Source data.
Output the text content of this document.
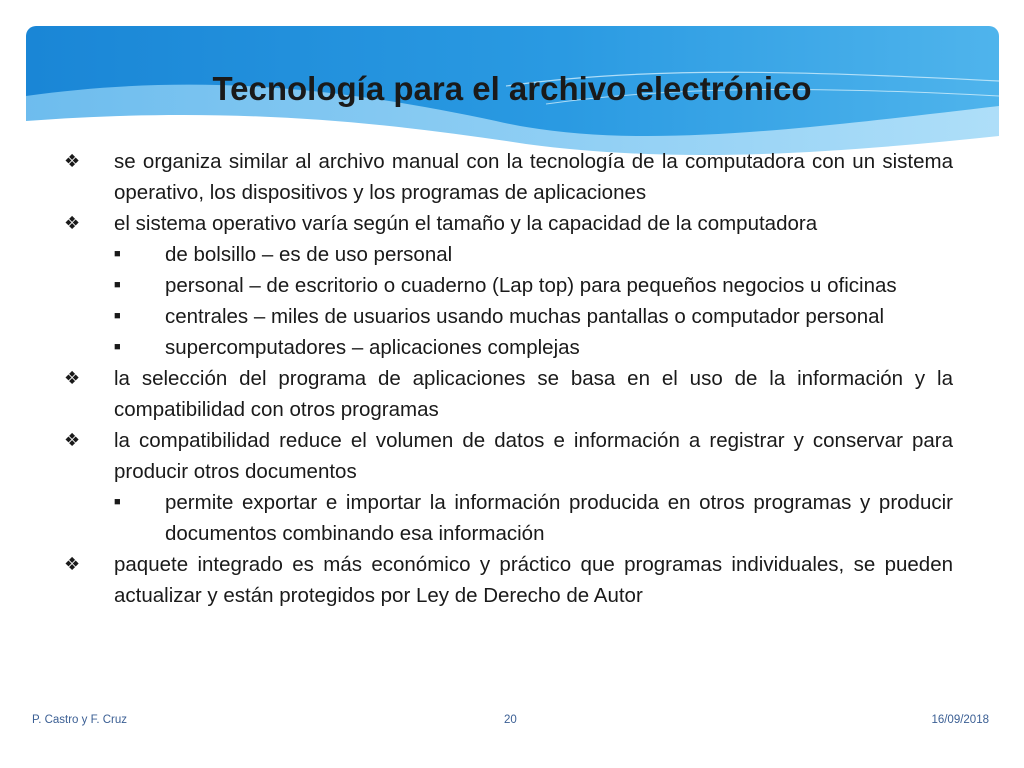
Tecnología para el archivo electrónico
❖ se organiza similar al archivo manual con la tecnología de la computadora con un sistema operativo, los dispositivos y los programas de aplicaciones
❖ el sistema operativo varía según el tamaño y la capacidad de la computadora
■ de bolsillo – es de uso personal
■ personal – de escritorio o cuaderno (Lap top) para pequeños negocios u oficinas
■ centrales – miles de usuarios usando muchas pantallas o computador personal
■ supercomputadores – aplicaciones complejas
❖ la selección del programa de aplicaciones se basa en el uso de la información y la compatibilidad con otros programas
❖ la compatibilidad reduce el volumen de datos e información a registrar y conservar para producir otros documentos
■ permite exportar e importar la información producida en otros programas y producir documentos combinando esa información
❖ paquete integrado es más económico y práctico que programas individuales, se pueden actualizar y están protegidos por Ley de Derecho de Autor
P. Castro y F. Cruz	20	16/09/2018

--

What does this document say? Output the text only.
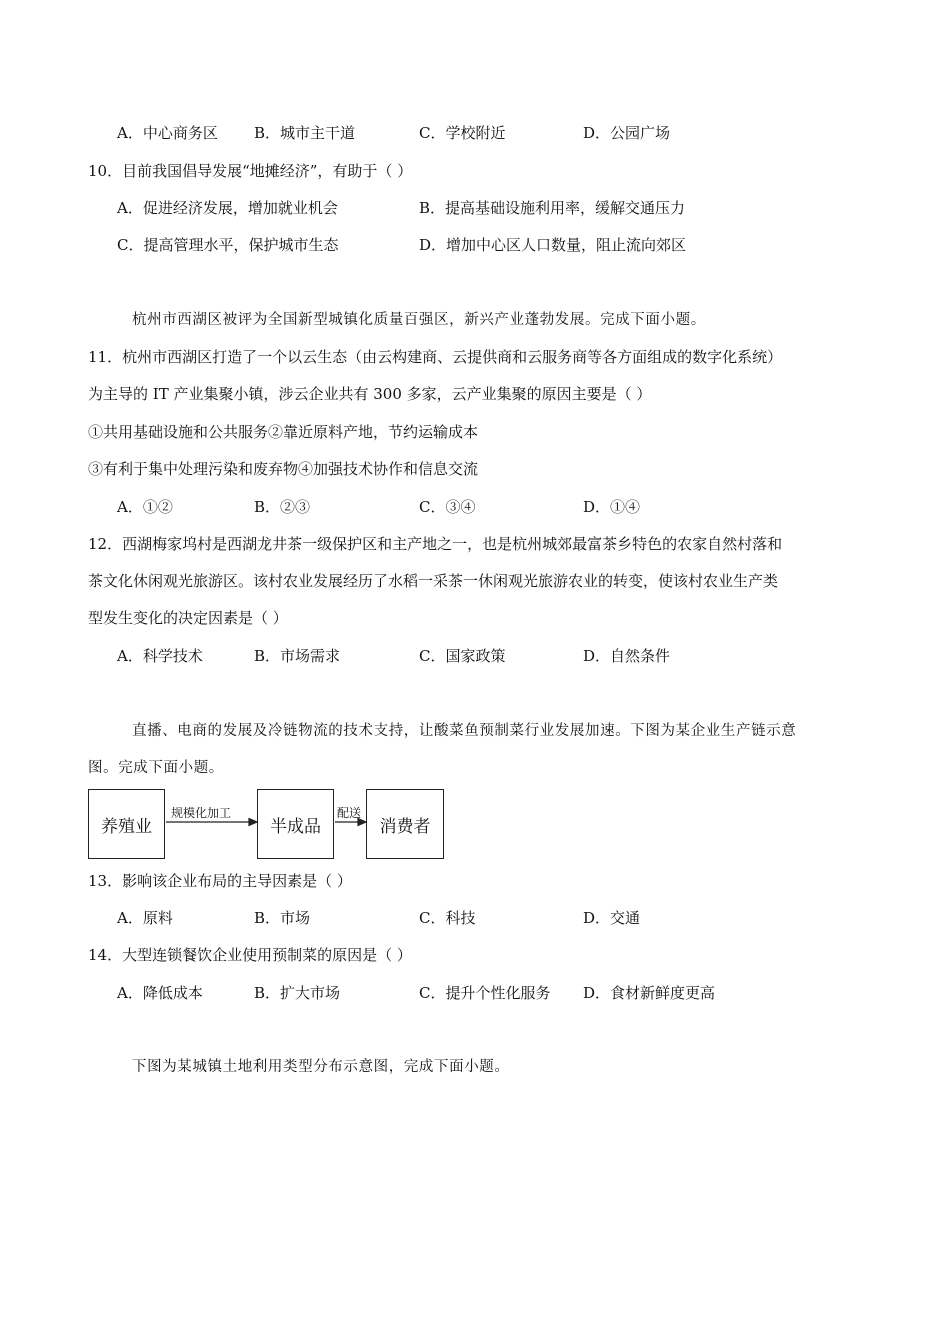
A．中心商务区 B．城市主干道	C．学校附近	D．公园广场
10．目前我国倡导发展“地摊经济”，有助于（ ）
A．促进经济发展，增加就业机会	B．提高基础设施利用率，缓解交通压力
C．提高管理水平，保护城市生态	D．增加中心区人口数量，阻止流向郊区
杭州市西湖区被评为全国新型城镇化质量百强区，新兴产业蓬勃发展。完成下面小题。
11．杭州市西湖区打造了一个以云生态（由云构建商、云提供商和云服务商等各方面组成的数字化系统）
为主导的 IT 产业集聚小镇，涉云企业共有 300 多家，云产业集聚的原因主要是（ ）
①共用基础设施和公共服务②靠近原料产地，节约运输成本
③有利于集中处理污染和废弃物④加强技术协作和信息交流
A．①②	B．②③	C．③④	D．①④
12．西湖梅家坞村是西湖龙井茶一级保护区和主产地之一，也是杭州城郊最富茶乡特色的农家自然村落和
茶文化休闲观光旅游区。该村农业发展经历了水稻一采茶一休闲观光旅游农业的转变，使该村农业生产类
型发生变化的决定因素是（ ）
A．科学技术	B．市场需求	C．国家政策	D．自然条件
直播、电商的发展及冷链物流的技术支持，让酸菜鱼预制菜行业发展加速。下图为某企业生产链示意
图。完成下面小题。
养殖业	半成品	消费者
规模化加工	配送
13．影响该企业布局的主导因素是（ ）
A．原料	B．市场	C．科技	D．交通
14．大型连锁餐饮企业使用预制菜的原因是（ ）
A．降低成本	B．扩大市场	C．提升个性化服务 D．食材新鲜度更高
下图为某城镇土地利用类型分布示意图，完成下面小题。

Problem statement.
Search the listing above for the string "text". Copy every line that contains it.

Response to this task.
Output the text content of this document.
What does this document say? Output the text only.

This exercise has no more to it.